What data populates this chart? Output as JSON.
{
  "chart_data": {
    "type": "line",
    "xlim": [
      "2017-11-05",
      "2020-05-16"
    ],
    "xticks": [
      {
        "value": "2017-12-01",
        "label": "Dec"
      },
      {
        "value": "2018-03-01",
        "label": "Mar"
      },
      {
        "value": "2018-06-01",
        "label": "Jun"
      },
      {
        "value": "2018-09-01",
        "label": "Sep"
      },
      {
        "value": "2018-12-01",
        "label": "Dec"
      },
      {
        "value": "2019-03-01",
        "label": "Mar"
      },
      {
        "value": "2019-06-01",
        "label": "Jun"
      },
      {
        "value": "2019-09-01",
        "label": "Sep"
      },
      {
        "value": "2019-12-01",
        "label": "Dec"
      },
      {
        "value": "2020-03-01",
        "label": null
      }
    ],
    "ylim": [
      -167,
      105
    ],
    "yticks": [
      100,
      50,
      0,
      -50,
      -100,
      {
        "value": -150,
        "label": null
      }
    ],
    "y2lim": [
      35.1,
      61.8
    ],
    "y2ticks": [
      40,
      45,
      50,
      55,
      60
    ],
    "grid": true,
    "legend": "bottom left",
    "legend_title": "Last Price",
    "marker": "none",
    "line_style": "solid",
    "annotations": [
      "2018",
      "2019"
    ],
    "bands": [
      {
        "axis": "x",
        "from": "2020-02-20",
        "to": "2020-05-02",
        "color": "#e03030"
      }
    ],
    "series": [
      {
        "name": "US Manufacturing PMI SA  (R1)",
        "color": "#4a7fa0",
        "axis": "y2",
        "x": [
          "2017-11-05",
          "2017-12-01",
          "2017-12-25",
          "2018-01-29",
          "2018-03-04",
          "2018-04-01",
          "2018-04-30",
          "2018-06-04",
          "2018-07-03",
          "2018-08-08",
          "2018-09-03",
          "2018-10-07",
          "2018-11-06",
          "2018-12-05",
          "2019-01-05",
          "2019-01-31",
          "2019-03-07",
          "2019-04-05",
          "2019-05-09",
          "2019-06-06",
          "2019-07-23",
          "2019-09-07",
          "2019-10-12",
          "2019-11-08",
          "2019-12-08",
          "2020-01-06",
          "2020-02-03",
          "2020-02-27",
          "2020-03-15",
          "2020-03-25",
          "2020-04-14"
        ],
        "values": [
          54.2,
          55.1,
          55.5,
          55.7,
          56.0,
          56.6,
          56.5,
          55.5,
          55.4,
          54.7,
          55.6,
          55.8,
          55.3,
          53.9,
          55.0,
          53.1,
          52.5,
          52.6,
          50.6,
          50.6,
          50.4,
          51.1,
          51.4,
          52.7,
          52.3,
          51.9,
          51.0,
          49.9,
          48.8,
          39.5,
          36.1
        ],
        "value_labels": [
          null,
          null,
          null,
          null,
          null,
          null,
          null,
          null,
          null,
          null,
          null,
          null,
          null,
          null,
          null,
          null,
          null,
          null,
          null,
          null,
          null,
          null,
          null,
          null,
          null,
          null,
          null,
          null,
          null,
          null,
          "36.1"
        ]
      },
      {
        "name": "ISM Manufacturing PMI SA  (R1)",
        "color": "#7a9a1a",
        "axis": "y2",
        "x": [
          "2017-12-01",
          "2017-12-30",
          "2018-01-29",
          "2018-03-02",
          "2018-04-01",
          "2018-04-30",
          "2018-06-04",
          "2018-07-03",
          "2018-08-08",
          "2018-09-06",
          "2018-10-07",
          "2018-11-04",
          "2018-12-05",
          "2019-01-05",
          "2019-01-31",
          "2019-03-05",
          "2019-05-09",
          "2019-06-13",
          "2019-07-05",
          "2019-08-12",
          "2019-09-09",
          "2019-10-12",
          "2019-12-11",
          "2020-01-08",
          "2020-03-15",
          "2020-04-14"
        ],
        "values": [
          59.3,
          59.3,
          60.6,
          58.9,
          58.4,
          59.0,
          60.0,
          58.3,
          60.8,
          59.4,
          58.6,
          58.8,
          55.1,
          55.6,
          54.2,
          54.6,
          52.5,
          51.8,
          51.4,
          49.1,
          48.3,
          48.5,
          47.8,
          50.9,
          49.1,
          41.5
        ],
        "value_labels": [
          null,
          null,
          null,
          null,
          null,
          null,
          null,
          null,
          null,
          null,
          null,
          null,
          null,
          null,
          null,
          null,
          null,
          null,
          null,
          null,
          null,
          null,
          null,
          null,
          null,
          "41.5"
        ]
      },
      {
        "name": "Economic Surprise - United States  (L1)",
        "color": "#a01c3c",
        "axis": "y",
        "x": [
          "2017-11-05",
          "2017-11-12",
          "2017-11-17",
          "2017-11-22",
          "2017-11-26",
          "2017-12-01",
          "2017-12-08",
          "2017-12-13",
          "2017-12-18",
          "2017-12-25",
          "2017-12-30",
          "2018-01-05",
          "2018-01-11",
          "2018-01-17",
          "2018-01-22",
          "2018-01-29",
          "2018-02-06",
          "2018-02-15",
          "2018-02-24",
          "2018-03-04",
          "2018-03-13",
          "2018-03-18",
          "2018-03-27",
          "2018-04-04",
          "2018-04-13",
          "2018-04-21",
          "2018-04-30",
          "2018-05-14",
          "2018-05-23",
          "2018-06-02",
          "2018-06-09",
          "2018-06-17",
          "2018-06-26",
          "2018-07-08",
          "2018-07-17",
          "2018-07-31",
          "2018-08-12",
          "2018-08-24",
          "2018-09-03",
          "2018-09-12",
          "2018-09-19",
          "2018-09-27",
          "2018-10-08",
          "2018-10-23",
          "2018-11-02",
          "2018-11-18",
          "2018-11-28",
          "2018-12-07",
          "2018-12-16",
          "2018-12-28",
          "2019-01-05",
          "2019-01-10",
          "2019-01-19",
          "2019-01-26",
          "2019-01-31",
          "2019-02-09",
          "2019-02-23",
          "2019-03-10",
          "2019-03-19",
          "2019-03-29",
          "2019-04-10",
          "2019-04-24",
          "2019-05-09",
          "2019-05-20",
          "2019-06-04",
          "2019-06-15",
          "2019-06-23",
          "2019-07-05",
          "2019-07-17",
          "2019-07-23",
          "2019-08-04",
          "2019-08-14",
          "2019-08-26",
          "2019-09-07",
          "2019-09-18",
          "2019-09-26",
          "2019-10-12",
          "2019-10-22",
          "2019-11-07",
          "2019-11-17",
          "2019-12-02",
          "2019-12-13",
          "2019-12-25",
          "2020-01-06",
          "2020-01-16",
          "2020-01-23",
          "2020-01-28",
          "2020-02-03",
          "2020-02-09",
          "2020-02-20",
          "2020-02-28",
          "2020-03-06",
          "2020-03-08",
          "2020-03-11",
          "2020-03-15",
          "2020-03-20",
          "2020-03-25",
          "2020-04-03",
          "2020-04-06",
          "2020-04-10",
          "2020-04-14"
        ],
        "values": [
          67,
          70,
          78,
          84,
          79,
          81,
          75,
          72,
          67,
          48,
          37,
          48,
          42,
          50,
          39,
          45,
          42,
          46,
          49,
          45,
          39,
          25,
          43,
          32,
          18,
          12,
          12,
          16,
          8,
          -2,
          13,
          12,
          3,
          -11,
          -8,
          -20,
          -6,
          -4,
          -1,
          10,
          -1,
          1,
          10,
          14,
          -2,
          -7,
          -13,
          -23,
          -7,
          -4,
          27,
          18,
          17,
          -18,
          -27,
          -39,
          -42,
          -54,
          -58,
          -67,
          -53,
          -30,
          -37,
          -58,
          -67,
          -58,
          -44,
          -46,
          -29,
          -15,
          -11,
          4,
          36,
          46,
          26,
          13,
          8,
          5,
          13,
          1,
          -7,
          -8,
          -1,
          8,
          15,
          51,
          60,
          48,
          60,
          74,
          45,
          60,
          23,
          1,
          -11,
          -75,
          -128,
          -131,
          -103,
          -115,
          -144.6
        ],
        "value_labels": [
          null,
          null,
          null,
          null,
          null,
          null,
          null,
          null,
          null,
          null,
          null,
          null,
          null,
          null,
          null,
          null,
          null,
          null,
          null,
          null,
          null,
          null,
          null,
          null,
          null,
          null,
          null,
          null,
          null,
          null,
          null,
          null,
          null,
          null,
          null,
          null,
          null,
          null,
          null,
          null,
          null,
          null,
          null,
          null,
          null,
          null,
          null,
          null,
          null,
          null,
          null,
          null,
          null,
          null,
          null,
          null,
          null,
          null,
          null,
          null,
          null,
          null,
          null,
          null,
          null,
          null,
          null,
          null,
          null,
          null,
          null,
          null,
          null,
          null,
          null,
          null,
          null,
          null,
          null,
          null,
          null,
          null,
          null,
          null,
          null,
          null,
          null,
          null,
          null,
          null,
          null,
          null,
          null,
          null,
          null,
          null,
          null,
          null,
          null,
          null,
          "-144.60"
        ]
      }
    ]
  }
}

• • • •

Written instruction:
Copy out the lines that hold "color".

Response:
        "color": "#e03030"
        "color": "#4a7fa0",
        "color": "#7a9a1a",
        "color": "#a01c3c",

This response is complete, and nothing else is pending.